Starting from the line that holds "What does this", print every line through the end of the records, first and last included.

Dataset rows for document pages
===

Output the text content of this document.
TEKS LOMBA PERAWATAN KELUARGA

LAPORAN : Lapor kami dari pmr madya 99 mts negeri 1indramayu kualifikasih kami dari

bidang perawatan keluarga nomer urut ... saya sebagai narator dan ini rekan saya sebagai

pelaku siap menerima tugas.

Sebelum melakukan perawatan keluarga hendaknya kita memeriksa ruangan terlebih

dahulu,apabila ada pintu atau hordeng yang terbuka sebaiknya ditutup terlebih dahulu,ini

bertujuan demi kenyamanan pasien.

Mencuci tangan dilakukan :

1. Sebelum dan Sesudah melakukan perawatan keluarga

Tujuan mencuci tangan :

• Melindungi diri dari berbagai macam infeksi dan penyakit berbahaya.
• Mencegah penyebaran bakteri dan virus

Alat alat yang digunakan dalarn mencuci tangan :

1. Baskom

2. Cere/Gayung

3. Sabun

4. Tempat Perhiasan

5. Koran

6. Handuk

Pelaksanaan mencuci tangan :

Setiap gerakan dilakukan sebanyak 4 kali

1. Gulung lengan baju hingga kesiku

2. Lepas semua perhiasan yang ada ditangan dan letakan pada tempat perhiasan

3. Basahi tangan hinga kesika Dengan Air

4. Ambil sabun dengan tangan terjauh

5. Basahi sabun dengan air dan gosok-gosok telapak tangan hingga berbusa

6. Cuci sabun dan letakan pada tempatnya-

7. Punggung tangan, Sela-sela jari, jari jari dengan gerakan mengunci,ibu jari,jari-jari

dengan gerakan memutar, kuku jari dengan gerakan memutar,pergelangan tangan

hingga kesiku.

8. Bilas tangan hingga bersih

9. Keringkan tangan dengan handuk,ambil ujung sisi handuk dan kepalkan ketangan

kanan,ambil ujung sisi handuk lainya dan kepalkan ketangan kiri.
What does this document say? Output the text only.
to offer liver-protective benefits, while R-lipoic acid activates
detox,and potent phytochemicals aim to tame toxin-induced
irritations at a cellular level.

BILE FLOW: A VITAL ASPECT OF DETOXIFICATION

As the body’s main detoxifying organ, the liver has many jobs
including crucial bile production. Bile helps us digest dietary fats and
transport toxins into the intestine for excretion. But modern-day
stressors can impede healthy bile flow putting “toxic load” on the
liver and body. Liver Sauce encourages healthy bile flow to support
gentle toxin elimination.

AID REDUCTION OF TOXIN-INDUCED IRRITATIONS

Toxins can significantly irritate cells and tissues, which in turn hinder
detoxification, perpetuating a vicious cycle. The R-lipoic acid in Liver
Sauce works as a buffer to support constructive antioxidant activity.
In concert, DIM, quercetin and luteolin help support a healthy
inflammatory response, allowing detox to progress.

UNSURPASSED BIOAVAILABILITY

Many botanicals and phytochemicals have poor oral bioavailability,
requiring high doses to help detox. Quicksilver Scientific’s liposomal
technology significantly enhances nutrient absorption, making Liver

===

(Answer):
What does this document say? Output the text only.
to offer liver-protective benefits, while R-lipoic acid activates
detox,and potent phytochemicals aim to tame toxin-induced
irritations at a cellular level.

BILE FLOW: A VITAL ASPECT OF DETOXIFICATION

As the body’s main detoxifying organ, the liver has many jobs
including crucial bile production. Bile helps us digest dietary fats and
transport toxins into the intestine for excretion. But modern-day
stressors can impede healthy bile flow putting “toxic load” on the
liver and body. Liver Sauce encourages healthy bile flow to support
gentle toxin elimination.

AID REDUCTION OF TOXIN-INDUCED IRRITATIONS

Toxins can significantly irritate cells and tissues, which in turn hinder
detoxification, perpetuating a vicious cycle. The R-lipoic acid in Liver
Sauce works as a buffer to support constructive antioxidant activity.
In concert, DIM, quercetin and luteolin help support a healthy
inflammatory response, allowing detox to progress.

UNSURPASSED BIOAVAILABILITY

Many botanicals and phytochemicals have poor oral bioavailability,
requiring high doses to help detox. Quicksilver Scientific’s liposomal
technology significantly enhances nutrient absorption, making Liver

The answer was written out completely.